## Start
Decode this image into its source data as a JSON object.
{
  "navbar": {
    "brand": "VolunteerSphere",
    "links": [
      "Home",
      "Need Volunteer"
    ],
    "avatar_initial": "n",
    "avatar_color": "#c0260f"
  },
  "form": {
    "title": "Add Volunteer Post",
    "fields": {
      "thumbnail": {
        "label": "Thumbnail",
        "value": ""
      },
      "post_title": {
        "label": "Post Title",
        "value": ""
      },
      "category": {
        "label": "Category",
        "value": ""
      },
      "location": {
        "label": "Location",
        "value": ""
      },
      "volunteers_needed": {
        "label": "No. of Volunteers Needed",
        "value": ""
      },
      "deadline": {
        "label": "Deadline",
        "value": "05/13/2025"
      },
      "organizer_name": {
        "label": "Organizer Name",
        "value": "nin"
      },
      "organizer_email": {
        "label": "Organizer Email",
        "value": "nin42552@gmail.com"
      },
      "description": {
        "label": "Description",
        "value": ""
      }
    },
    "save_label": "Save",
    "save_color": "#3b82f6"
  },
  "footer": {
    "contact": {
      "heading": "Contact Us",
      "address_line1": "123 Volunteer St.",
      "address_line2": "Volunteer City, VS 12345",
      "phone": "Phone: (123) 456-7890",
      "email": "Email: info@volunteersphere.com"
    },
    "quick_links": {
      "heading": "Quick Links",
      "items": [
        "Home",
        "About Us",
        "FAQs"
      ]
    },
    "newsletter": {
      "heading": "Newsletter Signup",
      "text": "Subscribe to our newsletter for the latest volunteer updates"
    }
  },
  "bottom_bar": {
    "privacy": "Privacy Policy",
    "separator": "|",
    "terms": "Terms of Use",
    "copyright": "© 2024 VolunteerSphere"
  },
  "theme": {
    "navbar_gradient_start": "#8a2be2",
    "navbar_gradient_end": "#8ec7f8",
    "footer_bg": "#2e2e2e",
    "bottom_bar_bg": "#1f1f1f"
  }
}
## End
From the records above, please extract every line and repeat it exactly.

◆ **EXPECTED ANSWER**
Decode this image into its source data as a JSON object.
{
  "navbar": {
    "brand": "VolunteerSphere",
    "links": [
      "Home",
      "Need Volunteer"
    ],
    "avatar_initial": "n",
    "avatar_color": "#c0260f"
  },
  "form": {
    "title": "Add Volunteer Post",
    "fields": {
      "thumbnail": {
        "label": "Thumbnail",
        "value": ""
      },
      "post_title": {
        "label": "Post Title",
        "value": ""
      },
      "category": {
        "label": "Category",
        "value": ""
      },
      "location": {
        "label": "Location",
        "value": ""
      },
      "volunteers_needed": {
        "label": "No. of Volunteers Needed",
        "value": ""
      },
      "deadline": {
        "label": "Deadline",
        "value": "05/13/2025"
      },
      "organizer_name": {
        "label": "Organizer Name",
        "value": "nin"
      },
      "organizer_email": {
        "label": "Organizer Email",
        "value": "nin42552@gmail.com"
      },
      "description": {
        "label": "Description",
        "value": ""
      }
    },
    "save_label": "Save",
    "save_color": "#3b82f6"
  },
  "footer": {
    "contact": {
      "heading": "Contact Us",
      "address_line1": "123 Volunteer St.",
      "address_line2": "Volunteer City, VS 12345",
      "phone": "Phone: (123) 456-7890",
      "email": "Email: info@volunteersphere.com"
    },
    "quick_links": {
      "heading": "Quick Links",
      "items": [
        "Home",
        "About Us",
        "FAQs"
      ]
    },
    "newsletter": {
      "heading": "Newsletter Signup",
      "text": "Subscribe to our newsletter for the latest volunteer updates"
    }
  },
  "bottom_bar": {
    "privacy": "Privacy Policy",
    "separator": "|",
    "terms": "Terms of Use",
    "copyright": "© 2024 VolunteerSphere"
  },
  "theme": {
    "navbar_gradient_start": "#8a2be2",
    "navbar_gradient_end": "#8ec7f8",
    "footer_bg": "#2e2e2e",
    "bottom_bar_bg": "#1f1f1f"
  }
}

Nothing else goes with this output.